*SHORT EXERCISE*. In the copy, include every entry exactly but none of the images.

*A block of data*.
▼▼▼

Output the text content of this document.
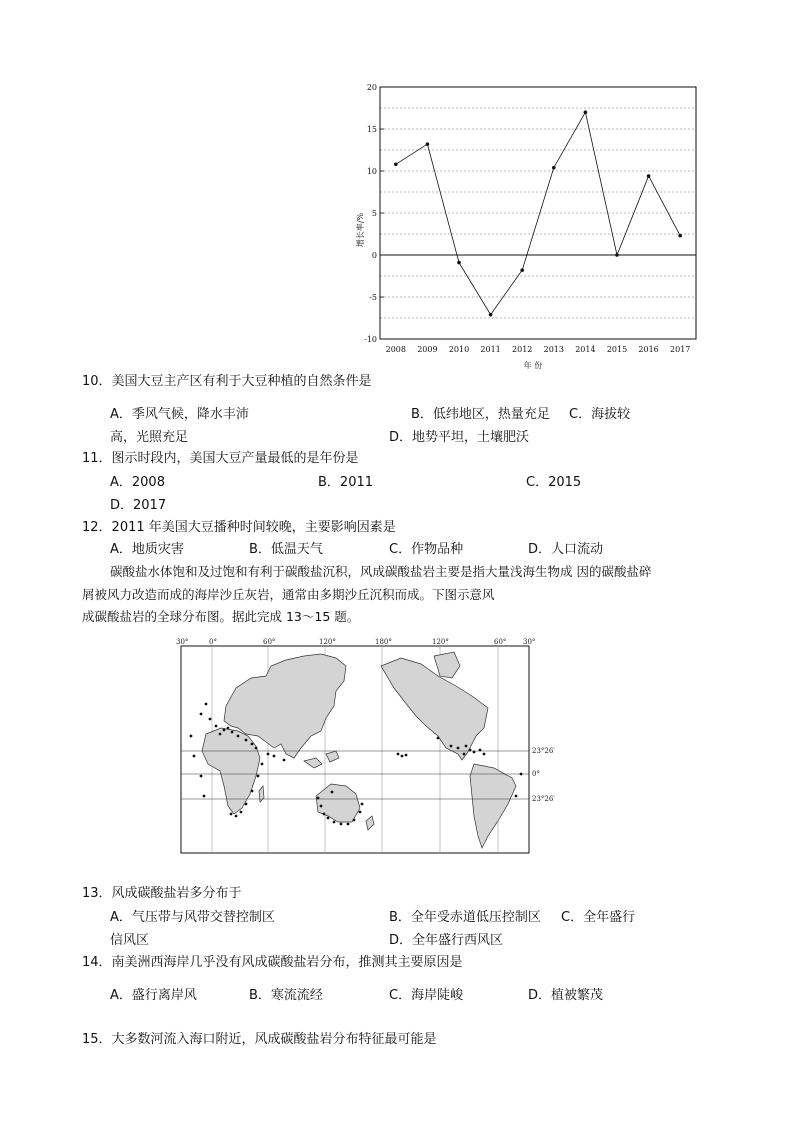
20
15
10
5
0
-5
-10
2008 2009 2010 2011 2012 2013 2014 2015 2016 2017
增长率/%
年 份
10．美国大豆主产区有利于大豆种植的自然条件是
A．季风气候，降水丰沛	B．低纬地区，热量充足 C．海拔较
高，光照充足	D．地势平坦，土壤肥沃
11．图示时段内，美国大豆产量最低的是年份是
A．2008	B．2011	C．2015
D．2017
12．2011 年美国大豆播种时间较晚，主要影响因素是
A．地质灾害	B．低温天气	C．作物品种	D．人口流动
碳酸盐水体饱和及过饱和有利于碳酸盐沉积，风成碳酸盐岩主要是指大量浅海生物成 因的碳酸盐碎
屑被风力改造而成的海岸沙丘灰岩，通常由多期沙丘沉积而成。下图示意风
成碳酸盐岩的全球分布图。据此完成 13～15 题。
30°	0°	60°	120°	180°	120°	60° 30°
23°26′
0°
23°26′
13．风成碳酸盐岩多分布于
A．气压带与风带交替控制区	B．全年受赤道低压控制区 C．全年盛行
信风区	D．全年盛行西风区
14．南美洲西海岸几乎没有风成碳酸盐岩分布，推测其主要原因是
A．盛行离岸风	B．寒流流经	C．海岸陡峻	D．植被繁茂
15．大多数河流入海口附近，风成碳酸盐岩分布特征最可能是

▲▲▲

*SOLUTION TO THIS TASK*.
Output the text content of this document.
20
15
10
5
0
-5
-10
2008 2009 2010 2011 2012 2013 2014 2015 2016 2017
增长率/%
年 份
10．美国大豆主产区有利于大豆种植的自然条件是
A．季风气候，降水丰沛	B．低纬地区，热量充足 C．海拔较
高，光照充足	D．地势平坦，土壤肥沃
11．图示时段内，美国大豆产量最低的是年份是
A．2008	B．2011	C．2015
D．2017
12．2011 年美国大豆播种时间较晚，主要影响因素是
A．地质灾害	B．低温天气	C．作物品种	D．人口流动
碳酸盐水体饱和及过饱和有利于碳酸盐沉积，风成碳酸盐岩主要是指大量浅海生物成 因的碳酸盐碎
屑被风力改造而成的海岸沙丘灰岩，通常由多期沙丘沉积而成。下图示意风
成碳酸盐岩的全球分布图。据此完成 13～15 题。
30°	0°	60°	120°	180°	120°	60° 30°
23°26′
0°
23°26′
13．风成碳酸盐岩多分布于
A．气压带与风带交替控制区	B．全年受赤道低压控制区 C．全年盛行
信风区	D．全年盛行西风区
14．南美洲西海岸几乎没有风成碳酸盐岩分布，推测其主要原因是
A．盛行离岸风	B．寒流流经	C．海岸陡峻	D．植被繁茂
15．大多数河流入海口附近，风成碳酸盐岩分布特征最可能是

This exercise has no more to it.